____ PAGE TEXT

Testing a GPU cluster physical state
The guides below will help you to check that InfiniBand connections are established between GPUs in a GPU cluster.
The tests will only work for VMs in the same network, created with the dedicated Marketplace product, and added to a GPU cluster according to the guide.
Testing the port state
-
In the VM's shell, run
ibstatus
command that displays operational information about InfiniBand network devices.Result:
Infiniband device ’mlx5_0’ port 1 status: default gid: fe80:0000:0000:0000:0200:0030:c123:012a base lid: 0xb8 sm lid: 0x1 state: 4: ACTIVE phys state: 5: LinkUp rate: 400 Gb/sec (4X NDR) link_layer: InfiniBand Infiniband device ’mlx5_0’ port 2 status: default gid: fe80:0000:0000:0000:0200:0030:d600:123f base lid: 0xb6 sm lid: 0x1 state: 4: ACTIVE phys state: 5: LinkUp rate: 400 Gb/sec (4X NDR) link_layer: InfiniBand ...
-
For each port in the result, check the physical state (
phys state
): it should beLinkUp
.
Testing network performance
You can also emulate the network activity by sending some data from GPUs on one VM to GPUs on another:
-
Install the perftest
package on each one of the test VMs:sudo apt install perftest
-
Run
ib_send_bw --report_gbits
. -
Copy the first VM's internal IP address.
-
Run
ib_send_bw <first_VM_IP_address> --report_gbits
.
In the commands output, you should see non-zero values for the bytes sent, average bandwith speed, and average message rate. The bandwidth peak speed might not reach the theoretical maximum 400 Gb/sec.
Example:
+--------------------------------------------------------------------------------+
| #bytes #iterations #BW peak[Gb/sec] #BW average[Gb/sec] #MsgRate[Mpps] |
+--------------------------------------------------------------------------------+
| 65536 1000 360.39 359.91 0.686466 |
+--------------------------------------------------------------------------------+

________
____ RECORDS

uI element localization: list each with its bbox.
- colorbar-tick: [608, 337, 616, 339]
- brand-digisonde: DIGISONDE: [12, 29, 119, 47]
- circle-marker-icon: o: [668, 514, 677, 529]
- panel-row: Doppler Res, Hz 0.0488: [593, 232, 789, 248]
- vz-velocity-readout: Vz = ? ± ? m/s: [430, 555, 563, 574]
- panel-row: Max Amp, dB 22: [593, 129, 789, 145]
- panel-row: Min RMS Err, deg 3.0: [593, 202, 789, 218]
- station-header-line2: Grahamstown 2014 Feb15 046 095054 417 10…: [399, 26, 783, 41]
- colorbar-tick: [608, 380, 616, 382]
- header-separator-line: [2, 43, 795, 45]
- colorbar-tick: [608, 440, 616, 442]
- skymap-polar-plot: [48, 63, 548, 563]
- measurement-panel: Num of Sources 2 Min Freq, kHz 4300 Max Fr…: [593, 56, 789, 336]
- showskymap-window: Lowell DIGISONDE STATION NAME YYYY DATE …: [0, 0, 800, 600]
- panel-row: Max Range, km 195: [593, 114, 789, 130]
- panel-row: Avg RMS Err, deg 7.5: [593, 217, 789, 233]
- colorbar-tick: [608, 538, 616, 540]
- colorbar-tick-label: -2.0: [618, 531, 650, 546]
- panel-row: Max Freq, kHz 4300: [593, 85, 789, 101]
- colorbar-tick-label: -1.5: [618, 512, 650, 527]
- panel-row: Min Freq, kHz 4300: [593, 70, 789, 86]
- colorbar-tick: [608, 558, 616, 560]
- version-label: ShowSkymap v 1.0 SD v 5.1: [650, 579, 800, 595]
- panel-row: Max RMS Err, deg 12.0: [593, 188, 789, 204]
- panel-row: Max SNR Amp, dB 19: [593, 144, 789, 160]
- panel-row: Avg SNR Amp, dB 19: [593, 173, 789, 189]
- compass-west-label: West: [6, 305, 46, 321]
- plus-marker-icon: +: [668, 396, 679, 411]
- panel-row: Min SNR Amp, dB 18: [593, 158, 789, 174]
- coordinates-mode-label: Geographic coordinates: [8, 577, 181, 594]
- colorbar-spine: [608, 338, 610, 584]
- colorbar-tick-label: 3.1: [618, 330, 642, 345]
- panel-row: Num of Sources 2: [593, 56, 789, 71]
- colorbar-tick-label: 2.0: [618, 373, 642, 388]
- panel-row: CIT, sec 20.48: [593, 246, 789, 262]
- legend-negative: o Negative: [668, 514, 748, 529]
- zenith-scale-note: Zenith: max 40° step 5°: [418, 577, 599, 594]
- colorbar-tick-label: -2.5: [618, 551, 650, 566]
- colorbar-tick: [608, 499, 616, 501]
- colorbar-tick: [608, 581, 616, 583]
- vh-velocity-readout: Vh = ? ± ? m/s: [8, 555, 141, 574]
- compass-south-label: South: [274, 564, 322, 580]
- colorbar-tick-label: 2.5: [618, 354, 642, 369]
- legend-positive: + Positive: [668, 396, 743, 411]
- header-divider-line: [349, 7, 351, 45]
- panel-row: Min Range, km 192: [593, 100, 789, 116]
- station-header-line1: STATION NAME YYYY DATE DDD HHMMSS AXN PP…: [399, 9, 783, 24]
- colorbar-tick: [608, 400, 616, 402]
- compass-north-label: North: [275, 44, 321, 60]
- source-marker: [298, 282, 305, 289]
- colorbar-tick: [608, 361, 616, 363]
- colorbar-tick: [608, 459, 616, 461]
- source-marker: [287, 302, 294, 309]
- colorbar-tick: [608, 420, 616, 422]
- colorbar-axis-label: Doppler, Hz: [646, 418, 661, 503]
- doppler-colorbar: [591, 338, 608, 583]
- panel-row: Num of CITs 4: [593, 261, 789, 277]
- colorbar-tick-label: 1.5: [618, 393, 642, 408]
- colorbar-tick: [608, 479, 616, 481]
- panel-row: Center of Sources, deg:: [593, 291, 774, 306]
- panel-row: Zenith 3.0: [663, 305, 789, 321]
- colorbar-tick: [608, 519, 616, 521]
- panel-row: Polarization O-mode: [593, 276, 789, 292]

________

--- EXERCISE REQUIREMENTS ---
[a] From the GPU cluster testing page, reproduce the passage from "Testing a GPU" up to and including "a GPU cluster." word for word.
[b] Summarize the GPU cluster testing page in two sentences.

--- TASK RESPONSES ---
[a]
Testing a GPU cluster physical state
The guides below will help you to check that InfiniBand connections are established between GPUs in a GPU cluster.

[b] The page explains how to check that InfiniBand connections are established between GPUs in a GPU cluster, for VMs in the same network that were created with the dedicated Marketplace product and added to a GPU cluster. It describes running ibstatus to confirm that each port's physical state is LinkUp, and testing network performance by installing perftest and running ib_send_bw, whose output should show non-zero values for bytes sent, average bandwidth speed, and average message rate.